> [Exercise]: Pictures do not belong in the copy. Return all of the entries exactly.
>> begin
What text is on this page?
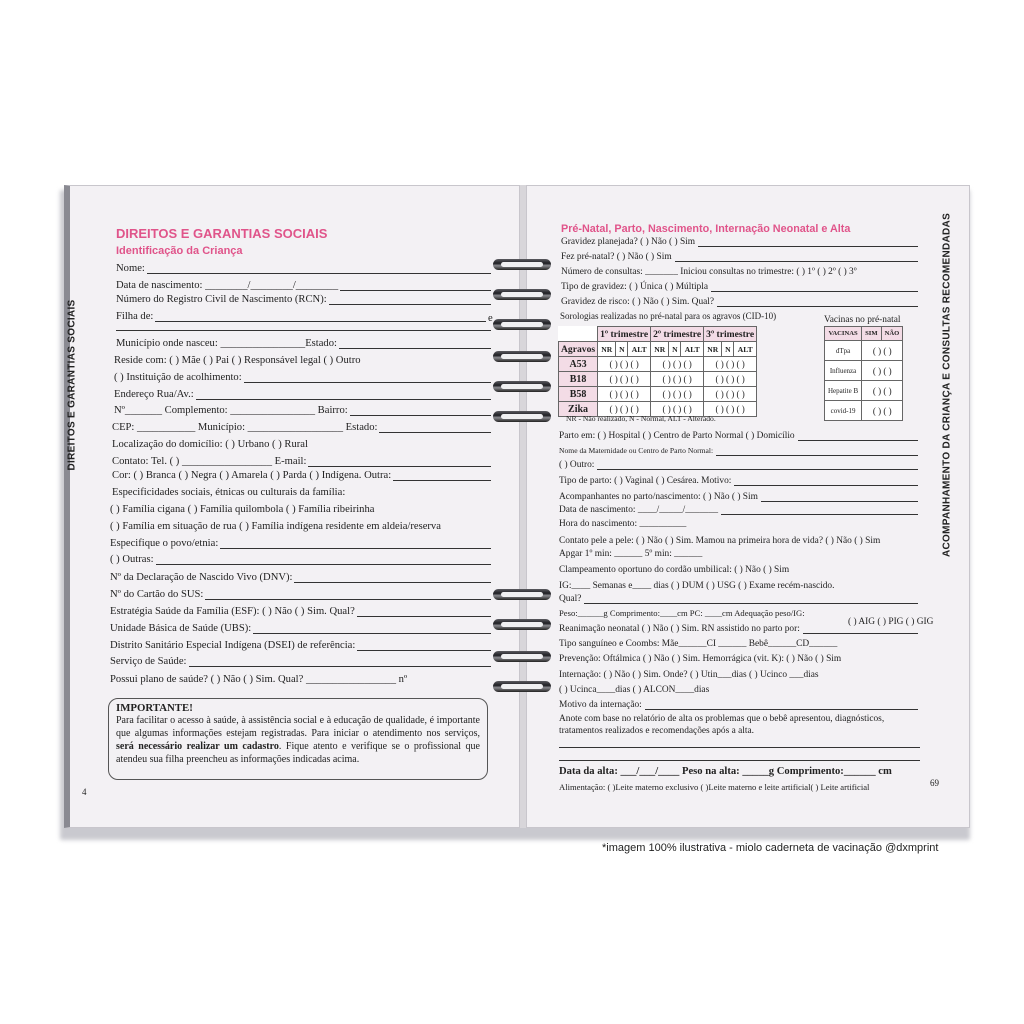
DIREITOS E GARANTIAS SOCIAIS
DIREITOS E GARANTIAS SOCIAIS
Identificação da Criança
Nome:
Data de nascimento: ________/________/________
Número do Registro Civil de Nascimento (RCN):
Filha de:	e
Município onde nasceu: ________________Estado:
Reside com: ( ) Mãe ( ) Pai ( ) Responsável legal ( ) Outro
( ) Instituição de acolhimento:
Endereço Rua/Av.:
Nº_______ Complemento: ________________ Bairro:
CEP: ___________ Município: __________________ Estado:
Localização do domicílio: ( ) Urbano ( ) Rural
Contato: Tel. ( ) _________________ E-mail:
Cor: ( ) Branca ( ) Negra ( ) Amarela ( ) Parda ( ) Indígena. Outra:
Especificidades sociais, étnicas ou culturais da família:
( ) Família cigana ( ) Família quilombola ( ) Família ribeirinha
( ) Família em situação de rua ( ) Família indígena residente em aldeia/reserva
Especifique o povo/etnia:
( ) Outras:
Nº da Declaração de Nascido Vivo (DNV):
Nº do Cartão do SUS:
Estratégia Saúde da Família (ESF): ( ) Não ( ) Sim. Qual?
Unidade Básica de Saúde (UBS):
Distrito Sanitário Especial Indígena (DSEI) de referência:
Serviço de Saúde:
Possui plano de saúde? ( ) Não ( ) Sim. Qual? _________________ nº
IMPORTANTE!
Para facilitar o acesso à saúde, à assistência social e à educação de qualidade, é importante que algumas informações estejam registradas. Para iniciar o atendimento nos serviços, será necessário realizar um cadastro. Fique atento e verifique se o profissional que atendeu sua filha preencheu as informações indicadas acima.
4
ACOMPANHAMENTO DA CRIANÇA E CONSULTAS RECOMENDADAS
Pré-Natal, Parto, Nascimento, Internação Neonatal e Alta
Gravidez planejada? ( ) Não ( ) Sim
Fez pré-natal? ( ) Não ( ) Sim
Número de consultas: _______ Iniciou consultas no trimestre: ( ) 1º ( ) 2º ( ) 3º
Tipo de gravidez: ( ) Única ( ) Múltipla
Gravidez de risco: ( ) Não ( ) Sim. Qual?
Sorologias realizadas no pré-natal para os agravos (CID-10)	Vacinas no pré-natal
	1º trimestre			2º trimestre			3º trimestre		
Agravos	NR	N	ALT	NR	N	ALT	NR	N	ALT
A53	( ) ( ) ( )			( ) ( ) ( )			( ) ( ) ( )		
B18	( ) ( ) ( )			( ) ( ) ( )			( ) ( ) ( )		
B58	( ) ( ) ( )			( ) ( ) ( )			( ) ( ) ( )		
Zika	( ) ( ) ( )			( ) ( ) ( )			( ) ( ) ( )		
VACINAS	SIM	NÃO
dTpa	( ) ( )	
Influenza	( ) ( )	
Hepatite B	( ) ( )	
covid-19	( ) ( )	
NR - Não realizado, N - Normal, ALT - Alterado.
Parto em: ( ) Hospital ( ) Centro de Parto Normal ( ) Domicílio
Nome da Maternidade ou Centro de Parto Normal:
( ) Outro:
Tipo de parto: ( ) Vaginal ( ) Cesárea. Motivo:
Acompanhantes no parto/nascimento: ( ) Não ( ) Sim
Data de nascimento: ____/_____/_______
Hora do nascimento: __________
Contato pele a pele: ( ) Não ( ) Sim. Mamou na primeira hora de vida? ( ) Não ( ) Sim
Apgar 1º min: ______ 5º min: ______
Clampeamento oportuno do cordão umbilical: ( ) Não ( ) Sim
IG:____ Semanas e____ dias ( ) DUM ( ) USG ( ) Exame recém-nascido.
Qual?
Peso:______g Comprimento:____cm PC: ____cm Adequação peso/IG:
( ) AIG ( ) PIG ( ) GIG
Reanimação neonatal ( ) Não ( ) Sim. RN assistido no parto por:
Tipo sanguíneo e Coombs: Mãe______CI ______ Bebê______CD______
Prevenção: Oftálmica ( ) Não ( ) Sim. Hemorrágica (vit. K): ( ) Não ( ) Sim
Internação: ( ) Não ( ) Sim. Onde? ( ) Utin___dias ( ) Ucinco ___dias
( ) Ucinca____dias ( ) ALCON____dias
Motivo da internação:
Anote com base no relatório de alta os problemas que o bebê apresentou, diagnósticos, tratamentos realizados e recomendações após a alta.
Data da alta: ___/___/____ Peso na alta: _____g Comprimento:______ cm
Alimentação: ( )Leite materno exclusivo ( )Leite materno e leite artificial( ) Leite artificial	69
*imagem 100% ilustrativa - miolo caderneta de vacinação @dxmprint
>> end
> [Task response]:
What text is on this page?
DIREITOS E GARANTIAS SOCIAIS
DIREITOS E GARANTIAS SOCIAIS
Identificação da Criança
Nome:
Data de nascimento: ________/________/________
Número do Registro Civil de Nascimento (RCN):
Filha de:	e
Município onde nasceu: ________________Estado:
Reside com: ( ) Mãe ( ) Pai ( ) Responsável legal ( ) Outro
( ) Instituição de acolhimento:
Endereço Rua/Av.:
Nº_______ Complemento: ________________ Bairro:
CEP: ___________ Município: __________________ Estado:
Localização do domicílio: ( ) Urbano ( ) Rural
Contato: Tel. ( ) _________________ E-mail:
Cor: ( ) Branca ( ) Negra ( ) Amarela ( ) Parda ( ) Indígena. Outra:
Especificidades sociais, étnicas ou culturais da família:
( ) Família cigana ( ) Família quilombola ( ) Família ribeirinha
( ) Família em situação de rua ( ) Família indígena residente em aldeia/reserva
Especifique o povo/etnia:
( ) Outras:
Nº da Declaração de Nascido Vivo (DNV):
Nº do Cartão do SUS:
Estratégia Saúde da Família (ESF): ( ) Não ( ) Sim. Qual?
Unidade Básica de Saúde (UBS):
Distrito Sanitário Especial Indígena (DSEI) de referência:
Serviço de Saúde:
Possui plano de saúde? ( ) Não ( ) Sim. Qual? _________________ nº
IMPORTANTE!
Para facilitar o acesso à saúde, à assistência social e à educação de qualidade, é importante que algumas informações estejam registradas. Para iniciar o atendimento nos serviços, será necessário realizar um cadastro. Fique atento e verifique se o profissional que atendeu sua filha preencheu as informações indicadas acima.
4
ACOMPANHAMENTO DA CRIANÇA E CONSULTAS RECOMENDADAS
Pré-Natal, Parto, Nascimento, Internação Neonatal e Alta
Gravidez planejada? ( ) Não ( ) Sim
Fez pré-natal? ( ) Não ( ) Sim
Número de consultas: _______ Iniciou consultas no trimestre: ( ) 1º ( ) 2º ( ) 3º
Tipo de gravidez: ( ) Única ( ) Múltipla
Gravidez de risco: ( ) Não ( ) Sim. Qual?
Sorologias realizadas no pré-natal para os agravos (CID-10)	Vacinas no pré-natal
	1º trimestre			2º trimestre			3º trimestre		
Agravos	NR	N	ALT	NR	N	ALT	NR	N	ALT
A53	( ) ( ) ( )			( ) ( ) ( )			( ) ( ) ( )		
B18	( ) ( ) ( )			( ) ( ) ( )			( ) ( ) ( )		
B58	( ) ( ) ( )			( ) ( ) ( )			( ) ( ) ( )		
Zika	( ) ( ) ( )			( ) ( ) ( )			( ) ( ) ( )		
VACINAS	SIM	NÃO
dTpa	( ) ( )	
Influenza	( ) ( )	
Hepatite B	( ) ( )	
covid-19	( ) ( )	
NR - Não realizado, N - Normal, ALT - Alterado.
Parto em: ( ) Hospital ( ) Centro de Parto Normal ( ) Domicílio
Nome da Maternidade ou Centro de Parto Normal:
( ) Outro:
Tipo de parto: ( ) Vaginal ( ) Cesárea. Motivo:
Acompanhantes no parto/nascimento: ( ) Não ( ) Sim
Data de nascimento: ____/_____/_______
Hora do nascimento: __________
Contato pele a pele: ( ) Não ( ) Sim. Mamou na primeira hora de vida? ( ) Não ( ) Sim
Apgar 1º min: ______ 5º min: ______
Clampeamento oportuno do cordão umbilical: ( ) Não ( ) Sim
IG:____ Semanas e____ dias ( ) DUM ( ) USG ( ) Exame recém-nascido.
Qual?
Peso:______g Comprimento:____cm PC: ____cm Adequação peso/IG:
( ) AIG ( ) PIG ( ) GIG
Reanimação neonatal ( ) Não ( ) Sim. RN assistido no parto por:
Tipo sanguíneo e Coombs: Mãe______CI ______ Bebê______CD______
Prevenção: Oftálmica ( ) Não ( ) Sim. Hemorrágica (vit. K): ( ) Não ( ) Sim
Internação: ( ) Não ( ) Sim. Onde? ( ) Utin___dias ( ) Ucinco ___dias
( ) Ucinca____dias ( ) ALCON____dias
Motivo da internação:
Anote com base no relatório de alta os problemas que o bebê apresentou, diagnósticos, tratamentos realizados e recomendações após a alta.
Data da alta: ___/___/____ Peso na alta: _____g Comprimento:______ cm
Alimentação: ( )Leite materno exclusivo ( )Leite materno e leite artificial( ) Leite artificial	69
*imagem 100% ilustrativa - miolo caderneta de vacinação @dxmprint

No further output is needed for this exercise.